Start Supplied data

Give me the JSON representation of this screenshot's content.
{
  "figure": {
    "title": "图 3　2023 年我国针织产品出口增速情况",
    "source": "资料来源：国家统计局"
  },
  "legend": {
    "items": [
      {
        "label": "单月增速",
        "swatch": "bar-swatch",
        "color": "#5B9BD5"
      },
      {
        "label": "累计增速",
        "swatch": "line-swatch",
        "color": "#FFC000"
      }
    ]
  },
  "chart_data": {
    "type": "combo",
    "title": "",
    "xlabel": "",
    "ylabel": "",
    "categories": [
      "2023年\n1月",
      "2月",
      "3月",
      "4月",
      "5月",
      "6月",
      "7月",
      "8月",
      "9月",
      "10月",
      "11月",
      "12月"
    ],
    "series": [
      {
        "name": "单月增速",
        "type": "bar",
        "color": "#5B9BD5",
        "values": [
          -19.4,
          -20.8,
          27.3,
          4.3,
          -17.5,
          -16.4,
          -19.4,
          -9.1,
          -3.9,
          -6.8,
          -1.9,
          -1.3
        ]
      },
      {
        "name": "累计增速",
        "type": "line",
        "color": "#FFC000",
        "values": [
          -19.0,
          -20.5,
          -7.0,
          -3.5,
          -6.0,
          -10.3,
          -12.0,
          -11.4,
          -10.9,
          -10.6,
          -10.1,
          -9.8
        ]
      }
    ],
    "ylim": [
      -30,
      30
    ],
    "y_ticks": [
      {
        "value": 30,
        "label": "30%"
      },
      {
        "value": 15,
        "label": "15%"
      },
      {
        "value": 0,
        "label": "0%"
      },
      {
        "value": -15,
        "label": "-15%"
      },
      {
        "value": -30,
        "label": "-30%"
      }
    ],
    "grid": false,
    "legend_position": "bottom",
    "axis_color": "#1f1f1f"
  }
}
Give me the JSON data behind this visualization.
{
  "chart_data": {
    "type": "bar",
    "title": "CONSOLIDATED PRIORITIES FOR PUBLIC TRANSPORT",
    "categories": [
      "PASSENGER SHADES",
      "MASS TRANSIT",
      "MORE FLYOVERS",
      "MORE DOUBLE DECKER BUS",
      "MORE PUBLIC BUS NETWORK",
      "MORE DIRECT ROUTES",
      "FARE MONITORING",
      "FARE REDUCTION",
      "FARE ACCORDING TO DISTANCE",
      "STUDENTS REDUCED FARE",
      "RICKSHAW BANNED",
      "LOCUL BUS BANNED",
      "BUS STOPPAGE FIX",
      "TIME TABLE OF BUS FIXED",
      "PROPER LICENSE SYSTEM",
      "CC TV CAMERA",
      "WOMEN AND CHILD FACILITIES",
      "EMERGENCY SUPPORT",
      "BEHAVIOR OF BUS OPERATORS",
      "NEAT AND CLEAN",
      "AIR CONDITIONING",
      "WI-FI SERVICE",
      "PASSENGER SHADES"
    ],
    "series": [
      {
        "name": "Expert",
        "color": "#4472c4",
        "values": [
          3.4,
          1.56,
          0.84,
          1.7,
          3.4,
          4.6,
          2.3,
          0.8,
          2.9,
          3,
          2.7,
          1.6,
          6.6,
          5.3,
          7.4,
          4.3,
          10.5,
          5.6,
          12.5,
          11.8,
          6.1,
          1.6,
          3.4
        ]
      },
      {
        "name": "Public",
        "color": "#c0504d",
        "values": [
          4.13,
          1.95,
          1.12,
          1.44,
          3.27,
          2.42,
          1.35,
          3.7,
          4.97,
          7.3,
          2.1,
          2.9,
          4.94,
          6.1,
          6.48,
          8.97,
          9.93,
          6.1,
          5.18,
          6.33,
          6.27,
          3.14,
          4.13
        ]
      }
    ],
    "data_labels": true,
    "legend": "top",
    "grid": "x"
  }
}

End Supplied data

## What to produce
Every line of the records that includes the word "name" should be gathered.

## Answer
        "name": "单月增速",
        "name": "累计增速",
        "name": "Expert",
        "name": "Public",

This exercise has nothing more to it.